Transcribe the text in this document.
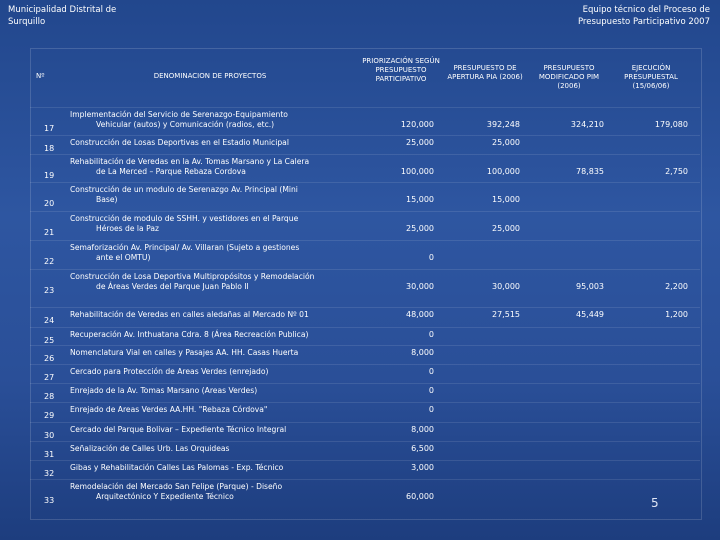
Municipalidad Distrital de
Surquillo
Equipo técnico del Proceso de
Presupuesto Participativo 2007
Nº	DENOMINACION DE PROYECTOS
PRIORIZACIÓN SEGÚN PRESUPUESTO PARTICIPATIVO
PRESUPUESTO DE APERTURA PIA (2006)
PRESUPUESTO MODIFICADO PIM (2006)
EJECUCIÓN PRESUPUESTAL (15/06/06)
17
Implementación del Servicio de Serenazgo-Equipamiento
Vehicular (autos) y Comunicación (radios, etc.)	120,000	392,248	324,210	179,080
18
Construcción de Losas Deportivas en el Estadio Municipal	25,000	25,000
19
Rehabilitación de Veredas en la Av. Tomas Marsano y La Calera
de La Merced – Parque Rebaza Cordova	100,000	100,000	78,835	2,750
20
Construcción de un modulo de Serenazgo Av. Principal (Mini
Base)	15,000	15,000
21
Construcción de modulo de SSHH. y vestidores en el Parque
Héroes de la Paz	25,000	25,000
22
Semaforización Av. Principal/ Av. Villaran (Sujeto a gestiones
ante el OMTU)	0
23
Construcción de Losa Deportiva Multipropósitos y Remodelación
de Áreas Verdes del Parque Juan Pablo II	30,000	30,000	95,003	2,200
24
Rehabilitación de Veredas en calles aledañas al Mercado Nº 01	48,000	27,515	45,449	1,200
25
Recuperación Av. Inthuatana Cdra. 8 (Área Recreación Publica)	0
26
Nomenclatura Vial en calles y Pasajes AA. HH. Casas Huerta	8,000
27
Cercado para Protección de Areas Verdes (enrejado)	0
28
Enrejado de la Av. Tomas Marsano (Areas Verdes)	0
29
Enrejado de Areas Verdes AA.HH. "Rebaza Córdova"	0
30
Cercado del Parque Bolivar – Expediente Técnico Integral	8,000
31
Señalización de Calles Urb. Las Orquideas	6,500
32
Gibas y Rehabilitación Calles Las Palomas - Exp. Técnico	3,000
33
Remodelación del Mercado San Felipe (Parque) - Diseño
Arquitectónico Y Expediente Técnico	60,000	5
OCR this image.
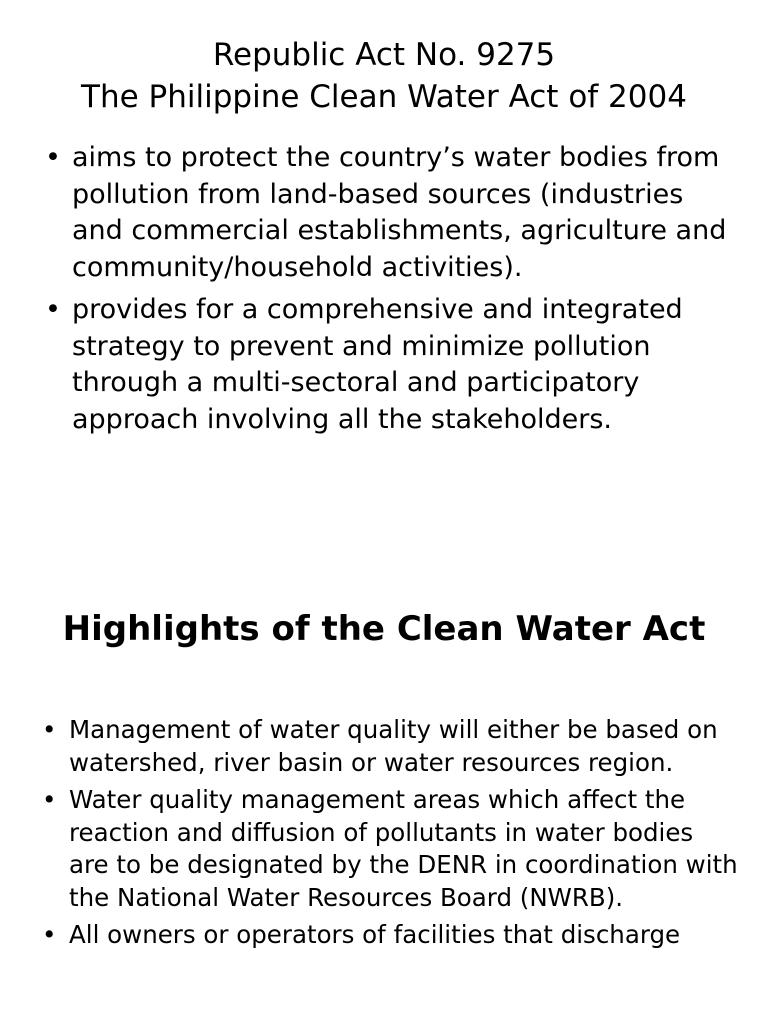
Republic Act No. 9275
The Philippine Clean Water Act of 2004
• aims to protect the country’s water bodies from pollution from land-based sources (industries and commercial establishments, agriculture and community/household activities).
• provides for a comprehensive and integrated strategy to prevent and minimize pollution through a multi-sectoral and participatory approach involving all the stakeholders.
Highlights of the Clean Water Act
• Management of water quality will either be based on watershed, river basin or water resources region.
• Water quality management areas which affect the reaction and diffusion of pollutants in water bodies are to be designated by the DENR in coordination with the National Water Resources Board (NWRB).
• All owners or operators of facilities that discharge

## WHAT TO DO
Set down every entry word for word, but omit the pictures.

## EXPECTED ANSWER
Transcribe the text in this document.
Municipalidad Distrital de
Surquillo
Equipo técnico del Proceso de
Presupuesto Participativo 2007
Nº	DENOMINACION DE PROYECTOS
PRIORIZACIÓN SEGÚN PRESUPUESTO PARTICIPATIVO
PRESUPUESTO DE APERTURA PIA (2006)
PRESUPUESTO MODIFICADO PIM (2006)
EJECUCIÓN PRESUPUESTAL (15/06/06)
17
Implementación del Servicio de Serenazgo-Equipamiento
Vehicular (autos) y Comunicación (radios, etc.)	120,000	392,248	324,210	179,080
18
Construcción de Losas Deportivas en el Estadio Municipal	25,000	25,000
19
Rehabilitación de Veredas en la Av. Tomas Marsano y La Calera
de La Merced – Parque Rebaza Cordova	100,000	100,000	78,835	2,750
20
Construcción de un modulo de Serenazgo Av. Principal (Mini
Base)	15,000	15,000
21
Construcción de modulo de SSHH. y vestidores en el Parque
Héroes de la Paz	25,000	25,000
22
Semaforización Av. Principal/ Av. Villaran (Sujeto a gestiones
ante el OMTU)	0
23
Construcción de Losa Deportiva Multipropósitos y Remodelación
de Áreas Verdes del Parque Juan Pablo II	30,000	30,000	95,003	2,200
24
Rehabilitación de Veredas en calles aledañas al Mercado Nº 01	48,000	27,515	45,449	1,200
25
Recuperación Av. Inthuatana Cdra. 8 (Área Recreación Publica)	0
26
Nomenclatura Vial en calles y Pasajes AA. HH. Casas Huerta	8,000
27
Cercado para Protección de Areas Verdes (enrejado)	0
28
Enrejado de la Av. Tomas Marsano (Areas Verdes)	0
29
Enrejado de Areas Verdes AA.HH. "Rebaza Córdova"	0
30
Cercado del Parque Bolivar – Expediente Técnico Integral	8,000
31
Señalización de Calles Urb. Las Orquideas	6,500
32
Gibas y Rehabilitación Calles Las Palomas - Exp. Técnico	3,000
33
Remodelación del Mercado San Felipe (Parque) - Diseño
Arquitectónico Y Expediente Técnico	60,000	5
OCR this image.
Republic Act No. 9275
The Philippine Clean Water Act of 2004
• aims to protect the country’s water bodies from pollution from land-based sources (industries and commercial establishments, agriculture and community/household activities).
• provides for a comprehensive and integrated strategy to prevent and minimize pollution through a multi-sectoral and participatory approach involving all the stakeholders.
Highlights of the Clean Water Act
• Management of water quality will either be based on watershed, river basin or water resources region.
• Water quality management areas which affect the reaction and diffusion of pollutants in water bodies are to be designated by the DENR in coordination with the National Water Resources Board (NWRB).
• All owners or operators of facilities that discharge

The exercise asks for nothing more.